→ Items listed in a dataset

——

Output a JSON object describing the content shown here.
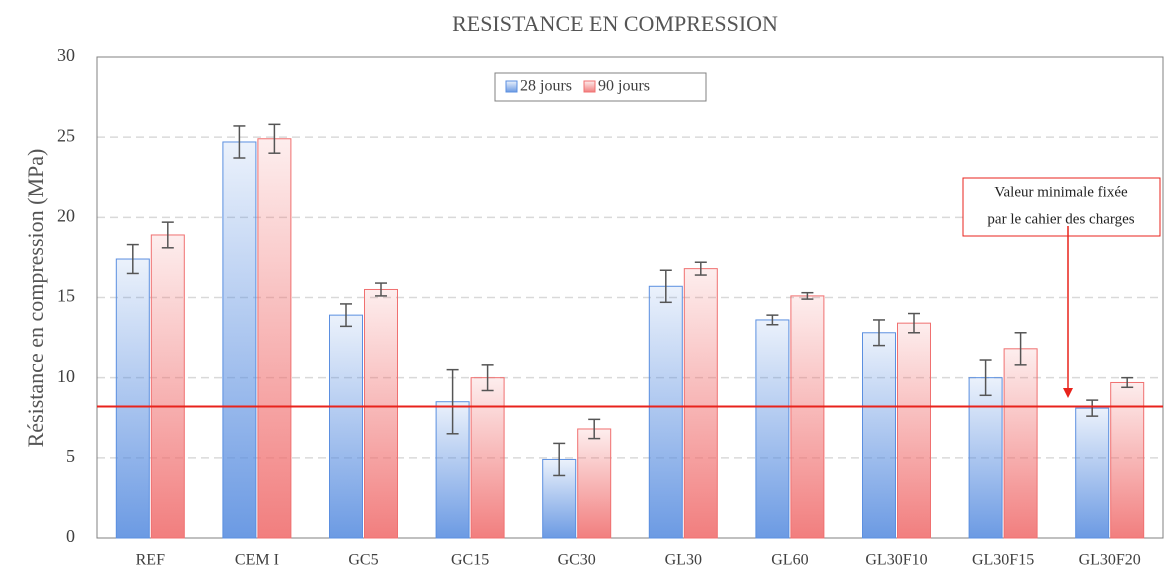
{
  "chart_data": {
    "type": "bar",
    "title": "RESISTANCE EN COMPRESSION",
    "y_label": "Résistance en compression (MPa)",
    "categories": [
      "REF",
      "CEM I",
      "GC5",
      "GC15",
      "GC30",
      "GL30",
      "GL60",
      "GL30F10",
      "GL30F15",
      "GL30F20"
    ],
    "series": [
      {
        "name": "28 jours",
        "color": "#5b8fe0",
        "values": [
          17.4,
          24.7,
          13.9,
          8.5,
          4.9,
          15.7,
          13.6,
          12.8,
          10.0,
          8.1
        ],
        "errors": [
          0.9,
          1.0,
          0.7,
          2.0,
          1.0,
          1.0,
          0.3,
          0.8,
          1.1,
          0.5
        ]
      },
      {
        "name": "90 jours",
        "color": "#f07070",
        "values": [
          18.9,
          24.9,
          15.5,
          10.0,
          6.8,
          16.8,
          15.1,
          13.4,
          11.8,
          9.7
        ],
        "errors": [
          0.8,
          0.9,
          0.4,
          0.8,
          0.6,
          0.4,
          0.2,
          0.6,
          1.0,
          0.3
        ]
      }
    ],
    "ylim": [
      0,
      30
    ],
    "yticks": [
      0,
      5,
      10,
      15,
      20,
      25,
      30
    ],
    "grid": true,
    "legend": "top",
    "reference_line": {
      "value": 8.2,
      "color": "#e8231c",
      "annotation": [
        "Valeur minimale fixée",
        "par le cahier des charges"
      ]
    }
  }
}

——

→ What to do
Copy out all of the data word for word. Do not carry over any picture.

→ Answer to this exercise
Output a JSON object describing the content shown here.
{
  "chart_data": {
    "type": "bar",
    "title": "RESISTANCE EN COMPRESSION",
    "y_label": "Résistance en compression (MPa)",
    "categories": [
      "REF",
      "CEM I",
      "GC5",
      "GC15",
      "GC30",
      "GL30",
      "GL60",
      "GL30F10",
      "GL30F15",
      "GL30F20"
    ],
    "series": [
      {
        "name": "28 jours",
        "color": "#5b8fe0",
        "values": [
          17.4,
          24.7,
          13.9,
          8.5,
          4.9,
          15.7,
          13.6,
          12.8,
          10.0,
          8.1
        ],
        "errors": [
          0.9,
          1.0,
          0.7,
          2.0,
          1.0,
          1.0,
          0.3,
          0.8,
          1.1,
          0.5
        ]
      },
      {
        "name": "90 jours",
        "color": "#f07070",
        "values": [
          18.9,
          24.9,
          15.5,
          10.0,
          6.8,
          16.8,
          15.1,
          13.4,
          11.8,
          9.7
        ],
        "errors": [
          0.8,
          0.9,
          0.4,
          0.8,
          0.6,
          0.4,
          0.2,
          0.6,
          1.0,
          0.3
        ]
      }
    ],
    "ylim": [
      0,
      30
    ],
    "yticks": [
      0,
      5,
      10,
      15,
      20,
      25,
      30
    ],
    "grid": true,
    "legend": "top",
    "reference_line": {
      "value": 8.2,
      "color": "#e8231c",
      "annotation": [
        "Valeur minimale fixée",
        "par le cahier des charges"
      ]
    }
  }
}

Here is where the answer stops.